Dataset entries
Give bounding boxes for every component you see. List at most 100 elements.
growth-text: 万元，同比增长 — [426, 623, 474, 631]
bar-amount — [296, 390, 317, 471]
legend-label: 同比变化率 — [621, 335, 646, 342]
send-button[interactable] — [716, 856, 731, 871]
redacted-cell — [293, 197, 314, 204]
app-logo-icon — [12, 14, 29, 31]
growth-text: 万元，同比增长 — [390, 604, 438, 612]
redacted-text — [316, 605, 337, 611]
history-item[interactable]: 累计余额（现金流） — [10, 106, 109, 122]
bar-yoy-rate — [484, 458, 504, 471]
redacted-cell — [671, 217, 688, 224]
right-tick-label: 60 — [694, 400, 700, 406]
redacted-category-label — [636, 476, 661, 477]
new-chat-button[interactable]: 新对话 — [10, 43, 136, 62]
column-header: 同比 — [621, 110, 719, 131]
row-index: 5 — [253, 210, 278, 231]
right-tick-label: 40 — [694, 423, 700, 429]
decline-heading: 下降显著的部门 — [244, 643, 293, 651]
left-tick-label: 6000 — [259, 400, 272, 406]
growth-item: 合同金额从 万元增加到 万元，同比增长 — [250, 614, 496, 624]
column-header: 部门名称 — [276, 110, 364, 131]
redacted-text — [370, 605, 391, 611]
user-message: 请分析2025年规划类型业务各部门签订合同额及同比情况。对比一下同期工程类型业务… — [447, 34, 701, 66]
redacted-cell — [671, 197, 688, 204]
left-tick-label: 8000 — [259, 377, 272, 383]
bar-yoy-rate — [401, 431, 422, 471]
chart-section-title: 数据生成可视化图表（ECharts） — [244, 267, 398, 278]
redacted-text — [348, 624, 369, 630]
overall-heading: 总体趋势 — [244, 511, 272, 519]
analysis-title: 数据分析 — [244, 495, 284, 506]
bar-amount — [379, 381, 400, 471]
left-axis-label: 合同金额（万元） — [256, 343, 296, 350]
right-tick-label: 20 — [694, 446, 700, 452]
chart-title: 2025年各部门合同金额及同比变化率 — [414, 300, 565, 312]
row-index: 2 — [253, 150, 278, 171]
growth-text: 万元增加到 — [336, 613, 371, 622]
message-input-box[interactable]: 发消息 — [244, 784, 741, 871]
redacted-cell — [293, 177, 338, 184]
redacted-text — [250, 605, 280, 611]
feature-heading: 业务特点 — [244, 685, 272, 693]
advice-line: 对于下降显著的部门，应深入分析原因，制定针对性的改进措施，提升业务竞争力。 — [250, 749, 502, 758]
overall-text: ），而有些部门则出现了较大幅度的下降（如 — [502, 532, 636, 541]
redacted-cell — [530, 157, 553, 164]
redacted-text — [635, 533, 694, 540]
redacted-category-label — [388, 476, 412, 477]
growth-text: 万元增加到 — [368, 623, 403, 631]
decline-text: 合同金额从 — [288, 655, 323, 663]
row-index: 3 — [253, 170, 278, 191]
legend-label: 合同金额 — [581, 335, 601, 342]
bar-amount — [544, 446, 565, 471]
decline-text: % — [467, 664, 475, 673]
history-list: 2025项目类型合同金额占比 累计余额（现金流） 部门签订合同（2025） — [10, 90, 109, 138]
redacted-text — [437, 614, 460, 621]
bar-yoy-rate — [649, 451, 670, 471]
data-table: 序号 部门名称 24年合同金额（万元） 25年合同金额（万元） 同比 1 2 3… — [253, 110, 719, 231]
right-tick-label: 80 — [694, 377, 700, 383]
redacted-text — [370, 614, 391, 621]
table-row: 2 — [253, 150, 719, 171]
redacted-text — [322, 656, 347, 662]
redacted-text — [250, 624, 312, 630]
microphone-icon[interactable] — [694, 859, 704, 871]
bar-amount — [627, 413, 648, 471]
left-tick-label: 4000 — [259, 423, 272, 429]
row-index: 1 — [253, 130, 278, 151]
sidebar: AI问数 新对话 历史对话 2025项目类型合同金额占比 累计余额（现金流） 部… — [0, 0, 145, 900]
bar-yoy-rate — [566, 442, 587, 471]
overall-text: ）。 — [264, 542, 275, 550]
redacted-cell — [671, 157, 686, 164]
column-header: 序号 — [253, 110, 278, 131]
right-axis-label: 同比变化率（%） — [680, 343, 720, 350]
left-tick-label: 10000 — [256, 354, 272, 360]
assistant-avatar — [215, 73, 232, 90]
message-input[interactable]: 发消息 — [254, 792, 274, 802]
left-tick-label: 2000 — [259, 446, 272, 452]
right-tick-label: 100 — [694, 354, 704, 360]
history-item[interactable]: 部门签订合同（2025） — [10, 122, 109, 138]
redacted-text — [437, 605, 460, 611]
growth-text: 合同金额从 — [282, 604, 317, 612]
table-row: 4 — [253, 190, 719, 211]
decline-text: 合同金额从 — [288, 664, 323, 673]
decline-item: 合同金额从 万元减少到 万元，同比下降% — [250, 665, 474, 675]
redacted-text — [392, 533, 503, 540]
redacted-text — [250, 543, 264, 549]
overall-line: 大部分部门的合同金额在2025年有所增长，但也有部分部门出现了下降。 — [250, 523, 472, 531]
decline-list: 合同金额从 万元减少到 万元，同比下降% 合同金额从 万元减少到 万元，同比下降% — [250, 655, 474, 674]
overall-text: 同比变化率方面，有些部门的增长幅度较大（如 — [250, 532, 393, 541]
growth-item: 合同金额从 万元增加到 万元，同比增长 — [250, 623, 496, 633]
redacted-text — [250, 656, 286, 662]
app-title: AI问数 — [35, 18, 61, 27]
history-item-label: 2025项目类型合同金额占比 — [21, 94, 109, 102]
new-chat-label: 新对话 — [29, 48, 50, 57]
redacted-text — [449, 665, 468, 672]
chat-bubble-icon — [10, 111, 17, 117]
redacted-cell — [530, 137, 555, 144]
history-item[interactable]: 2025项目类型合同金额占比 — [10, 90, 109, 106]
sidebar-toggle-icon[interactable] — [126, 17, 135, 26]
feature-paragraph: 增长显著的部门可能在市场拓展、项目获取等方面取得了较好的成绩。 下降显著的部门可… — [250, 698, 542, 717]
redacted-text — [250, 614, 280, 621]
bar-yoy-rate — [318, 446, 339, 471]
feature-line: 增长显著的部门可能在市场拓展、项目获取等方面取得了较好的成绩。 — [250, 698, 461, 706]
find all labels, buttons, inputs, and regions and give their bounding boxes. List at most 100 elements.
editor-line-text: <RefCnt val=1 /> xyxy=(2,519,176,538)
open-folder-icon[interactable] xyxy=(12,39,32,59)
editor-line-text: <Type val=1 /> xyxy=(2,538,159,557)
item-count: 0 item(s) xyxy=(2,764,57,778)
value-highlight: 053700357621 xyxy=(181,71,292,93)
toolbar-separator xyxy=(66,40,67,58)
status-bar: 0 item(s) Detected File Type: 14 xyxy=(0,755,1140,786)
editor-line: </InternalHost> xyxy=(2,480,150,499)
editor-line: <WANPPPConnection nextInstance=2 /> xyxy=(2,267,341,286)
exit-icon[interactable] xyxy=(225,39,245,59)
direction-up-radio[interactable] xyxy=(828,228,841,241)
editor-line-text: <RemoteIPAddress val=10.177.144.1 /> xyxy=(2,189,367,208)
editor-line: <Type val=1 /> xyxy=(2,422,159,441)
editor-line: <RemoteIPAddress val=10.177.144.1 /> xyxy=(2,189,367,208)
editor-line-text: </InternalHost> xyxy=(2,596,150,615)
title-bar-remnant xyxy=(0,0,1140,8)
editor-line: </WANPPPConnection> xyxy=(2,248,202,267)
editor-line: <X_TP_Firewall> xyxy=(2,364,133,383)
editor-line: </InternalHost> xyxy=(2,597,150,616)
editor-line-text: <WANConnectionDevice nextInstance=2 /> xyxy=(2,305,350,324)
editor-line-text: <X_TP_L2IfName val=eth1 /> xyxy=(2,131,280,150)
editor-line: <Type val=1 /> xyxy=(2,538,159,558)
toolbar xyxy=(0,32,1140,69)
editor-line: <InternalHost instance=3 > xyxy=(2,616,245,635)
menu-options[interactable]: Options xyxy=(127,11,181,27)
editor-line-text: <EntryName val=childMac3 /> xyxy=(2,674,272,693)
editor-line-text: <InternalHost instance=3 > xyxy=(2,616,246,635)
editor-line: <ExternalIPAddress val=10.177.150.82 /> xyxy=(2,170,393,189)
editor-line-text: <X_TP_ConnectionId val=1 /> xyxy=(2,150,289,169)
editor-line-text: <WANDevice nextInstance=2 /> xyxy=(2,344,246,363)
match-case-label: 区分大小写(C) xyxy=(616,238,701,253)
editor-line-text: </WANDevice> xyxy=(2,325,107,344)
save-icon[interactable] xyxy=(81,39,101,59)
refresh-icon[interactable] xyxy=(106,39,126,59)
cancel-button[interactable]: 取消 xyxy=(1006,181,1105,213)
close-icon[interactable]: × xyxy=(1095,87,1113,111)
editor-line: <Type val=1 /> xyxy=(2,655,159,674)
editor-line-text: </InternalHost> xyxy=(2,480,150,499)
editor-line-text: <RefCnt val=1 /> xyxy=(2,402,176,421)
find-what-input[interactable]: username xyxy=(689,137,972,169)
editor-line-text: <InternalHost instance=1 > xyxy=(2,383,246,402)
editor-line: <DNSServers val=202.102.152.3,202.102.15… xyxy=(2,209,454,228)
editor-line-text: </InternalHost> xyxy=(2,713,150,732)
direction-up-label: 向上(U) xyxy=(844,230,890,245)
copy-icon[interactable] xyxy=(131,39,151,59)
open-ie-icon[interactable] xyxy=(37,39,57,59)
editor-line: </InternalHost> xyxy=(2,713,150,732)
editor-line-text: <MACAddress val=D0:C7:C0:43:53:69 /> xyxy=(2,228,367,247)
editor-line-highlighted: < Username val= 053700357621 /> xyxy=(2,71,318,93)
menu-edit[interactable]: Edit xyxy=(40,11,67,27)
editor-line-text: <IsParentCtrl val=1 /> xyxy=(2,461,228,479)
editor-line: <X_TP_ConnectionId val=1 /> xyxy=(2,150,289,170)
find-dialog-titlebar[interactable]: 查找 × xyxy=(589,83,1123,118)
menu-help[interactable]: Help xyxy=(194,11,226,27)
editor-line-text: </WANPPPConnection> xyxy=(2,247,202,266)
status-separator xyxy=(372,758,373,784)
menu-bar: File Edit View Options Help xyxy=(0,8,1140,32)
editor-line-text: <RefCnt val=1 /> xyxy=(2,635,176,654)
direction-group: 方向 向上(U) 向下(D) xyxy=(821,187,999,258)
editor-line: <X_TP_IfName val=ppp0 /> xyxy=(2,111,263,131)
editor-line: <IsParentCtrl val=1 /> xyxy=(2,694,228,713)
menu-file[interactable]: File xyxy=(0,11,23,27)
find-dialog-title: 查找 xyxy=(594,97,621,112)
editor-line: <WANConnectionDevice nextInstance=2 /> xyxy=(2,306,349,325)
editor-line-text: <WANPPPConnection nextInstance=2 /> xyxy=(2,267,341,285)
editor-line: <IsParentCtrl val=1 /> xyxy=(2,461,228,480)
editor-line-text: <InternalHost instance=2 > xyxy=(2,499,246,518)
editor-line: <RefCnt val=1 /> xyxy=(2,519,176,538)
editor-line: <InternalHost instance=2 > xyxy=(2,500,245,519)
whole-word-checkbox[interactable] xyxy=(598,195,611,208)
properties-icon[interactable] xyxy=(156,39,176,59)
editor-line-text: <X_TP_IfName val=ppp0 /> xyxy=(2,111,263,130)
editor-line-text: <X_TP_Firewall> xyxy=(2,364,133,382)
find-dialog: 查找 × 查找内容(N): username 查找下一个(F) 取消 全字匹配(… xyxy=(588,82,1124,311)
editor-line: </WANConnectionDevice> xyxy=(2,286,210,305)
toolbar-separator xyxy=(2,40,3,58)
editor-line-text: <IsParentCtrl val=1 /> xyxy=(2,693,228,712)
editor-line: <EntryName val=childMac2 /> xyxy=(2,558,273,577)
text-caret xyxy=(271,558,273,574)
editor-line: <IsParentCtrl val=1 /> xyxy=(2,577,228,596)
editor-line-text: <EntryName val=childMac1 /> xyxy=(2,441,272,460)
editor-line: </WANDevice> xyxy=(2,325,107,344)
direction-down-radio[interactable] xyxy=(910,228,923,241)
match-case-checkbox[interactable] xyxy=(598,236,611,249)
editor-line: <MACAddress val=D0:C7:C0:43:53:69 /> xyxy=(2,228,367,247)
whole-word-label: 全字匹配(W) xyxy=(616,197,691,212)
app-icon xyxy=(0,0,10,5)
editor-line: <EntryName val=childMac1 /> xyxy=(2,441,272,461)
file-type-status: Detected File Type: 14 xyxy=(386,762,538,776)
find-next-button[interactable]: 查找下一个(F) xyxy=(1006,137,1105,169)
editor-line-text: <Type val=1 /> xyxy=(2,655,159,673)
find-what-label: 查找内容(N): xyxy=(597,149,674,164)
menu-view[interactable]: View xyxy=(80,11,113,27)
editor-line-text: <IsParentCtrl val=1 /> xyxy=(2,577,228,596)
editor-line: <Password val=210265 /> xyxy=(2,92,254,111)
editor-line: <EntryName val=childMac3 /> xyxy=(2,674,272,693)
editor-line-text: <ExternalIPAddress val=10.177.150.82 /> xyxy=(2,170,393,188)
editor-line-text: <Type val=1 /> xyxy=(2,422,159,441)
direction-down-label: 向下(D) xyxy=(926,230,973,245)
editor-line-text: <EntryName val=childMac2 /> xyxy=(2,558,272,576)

▶ **Short exercise**: Reproduce the data above verbatim, from its first line through the line containing "new-chat-button[interactable]: 新对话 —", both ends included.

▶ **Written solution**:
Give bounding boxes for every component you see. List at most 100 elements.
growth-text: 万元，同比增长 — [426, 623, 474, 631]
bar-amount — [296, 390, 317, 471]
legend-label: 同比变化率 — [621, 335, 646, 342]
send-button[interactable] — [716, 856, 731, 871]
redacted-cell — [293, 197, 314, 204]
app-logo-icon — [12, 14, 29, 31]
growth-text: 万元，同比增长 — [390, 604, 438, 612]
redacted-text — [316, 605, 337, 611]
history-item[interactable]: 累计余额（现金流） — [10, 106, 109, 122]
bar-yoy-rate — [484, 458, 504, 471]
redacted-cell — [671, 217, 688, 224]
right-tick-label: 60 — [694, 400, 700, 406]
redacted-category-label — [636, 476, 661, 477]
new-chat-button[interactable]: 新对话 — [10, 43, 136, 62]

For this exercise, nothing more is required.